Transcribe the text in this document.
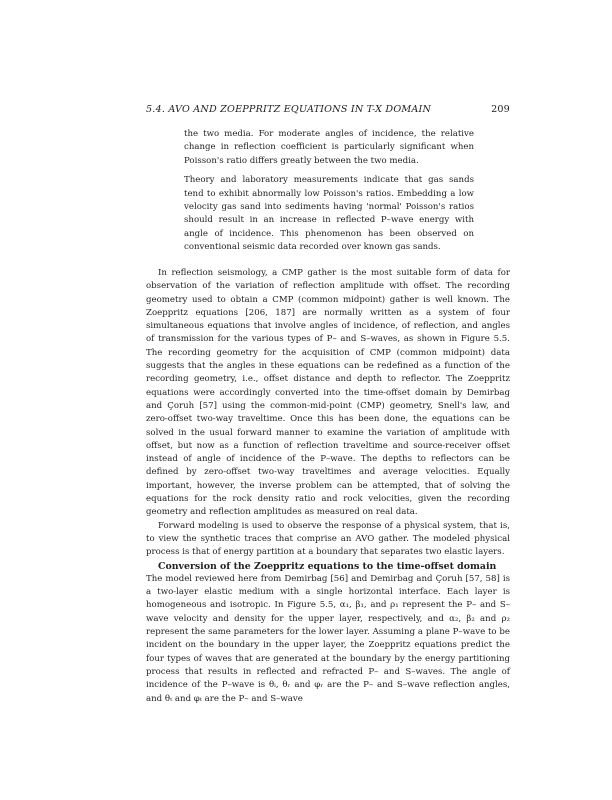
5.4. AVO AND ZOEPPRITZ EQUATIONS IN T-X DOMAIN	209

the two media. For moderate angles of incidence, the relative change in reflection coefficient is particularly significant when Poisson's ratio differs greatly between the two media.

Theory and laboratory measurements indicate that gas sands tend to exhibit abnormally low Poisson's ratios. Embedding a low velocity gas sand into sediments having 'normal' Poisson's ratios should result in an increase in reflected P–wave energy with angle of incidence. This phenomenon has been observed on conventional seismic data recorded over known gas sands.

In reflection seismology, a CMP gather is the most suitable form of data for observation of the variation of reflection amplitude with offset. The recording geometry used to obtain a CMP (common midpoint) gather is well known. The Zoeppritz equations [206, 187] are normally written as a system of four simultaneous equations that involve angles of incidence, of reflection, and angles of transmission for the various types of P– and S–waves, as shown in Figure 5.5. The recording geometry for the acquisition of CMP (common midpoint) data suggests that the angles in these equations can be redefined as a function of the recording geometry, i.e., offset distance and depth to reflector. The Zoeppritz equations were accordingly converted into the time-offset domain by Demirbag and Çoruh [57] using the common-mid-point (CMP) geometry, Snell's law, and zero-offset two-way traveltime. Once this has been done, the equations can be solved in the usual forward manner to examine the variation of amplitude with offset, but now as a function of reflection traveltime and source-receiver offset instead of angle of incidence of the P–wave. The depths to reflectors can be defined by zero-offset two-way traveltimes and average velocities. Equally important, however, the inverse problem can be attempted, that of solving the equations for the rock density ratio and rock velocities, given the recording geometry and reflection amplitudes as measured on real data.

Forward modeling is used to observe the response of a physical system, that is, to view the synthetic traces that comprise an AVO gather. The modeled physical process is that of energy partition at a boundary that separates two elastic layers.

Conversion of the Zoeppritz equations to the time-offset domain

The model reviewed here from Demirbag [56] and Demirbag and Çoruh [57, 58] is a two-layer elastic medium with a single horizontal interface. Each layer is homogeneous and isotropic. In Figure 5.5, α₁, β₁, and ρ₁ represent the P– and S–wave velocity and density for the upper layer, respectively, and α₂, β₂ and ρ₂ represent the same parameters for the lower layer. Assuming a plane P–wave to be incident on the boundary in the upper layer, the Zoeppritz equations predict the four types of waves that are generated at the boundary by the energy partitioning process that results in reflected and refracted P– and S–waves. The angle of incidence of the P–wave is θᵢ, θᵣ and φᵣ are the P– and S–wave reflection angles, and θₜ and φₜ are the P– and S–wave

============

**What you will do:** Repeat the data exactly, without the pictures.

**Task output:**
Transcribe the text in this document.
5.4. AVO AND ZOEPPRITZ EQUATIONS IN T-X DOMAIN	209

the two media. For moderate angles of incidence, the relative change in reflection coefficient is particularly significant when Poisson's ratio differs greatly between the two media.

Theory and laboratory measurements indicate that gas sands tend to exhibit abnormally low Poisson's ratios. Embedding a low velocity gas sand into sediments having 'normal' Poisson's ratios should result in an increase in reflected P–wave energy with angle of incidence. This phenomenon has been observed on conventional seismic data recorded over known gas sands.

In reflection seismology, a CMP gather is the most suitable form of data for observation of the variation of reflection amplitude with offset. The recording geometry used to obtain a CMP (common midpoint) gather is well known. The Zoeppritz equations [206, 187] are normally written as a system of four simultaneous equations that involve angles of incidence, of reflection, and angles of transmission for the various types of P– and S–waves, as shown in Figure 5.5. The recording geometry for the acquisition of CMP (common midpoint) data suggests that the angles in these equations can be redefined as a function of the recording geometry, i.e., offset distance and depth to reflector. The Zoeppritz equations were accordingly converted into the time-offset domain by Demirbag and Çoruh [57] using the common-mid-point (CMP) geometry, Snell's law, and zero-offset two-way traveltime. Once this has been done, the equations can be solved in the usual forward manner to examine the variation of amplitude with offset, but now as a function of reflection traveltime and source-receiver offset instead of angle of incidence of the P–wave. The depths to reflectors can be defined by zero-offset two-way traveltimes and average velocities. Equally important, however, the inverse problem can be attempted, that of solving the equations for the rock density ratio and rock velocities, given the recording geometry and reflection amplitudes as measured on real data.

Forward modeling is used to observe the response of a physical system, that is, to view the synthetic traces that comprise an AVO gather. The modeled physical process is that of energy partition at a boundary that separates two elastic layers.

Conversion of the Zoeppritz equations to the time-offset domain

The model reviewed here from Demirbag [56] and Demirbag and Çoruh [57, 58] is a two-layer elastic medium with a single horizontal interface. Each layer is homogeneous and isotropic. In Figure 5.5, α₁, β₁, and ρ₁ represent the P– and S–wave velocity and density for the upper layer, respectively, and α₂, β₂ and ρ₂ represent the same parameters for the lower layer. Assuming a plane P–wave to be incident on the boundary in the upper layer, the Zoeppritz equations predict the four types of waves that are generated at the boundary by the energy partitioning process that results in reflected and refracted P– and S–waves. The angle of incidence of the P–wave is θᵢ, θᵣ and φᵣ are the P– and S–wave reflection angles, and θₜ and φₜ are the P– and S–wave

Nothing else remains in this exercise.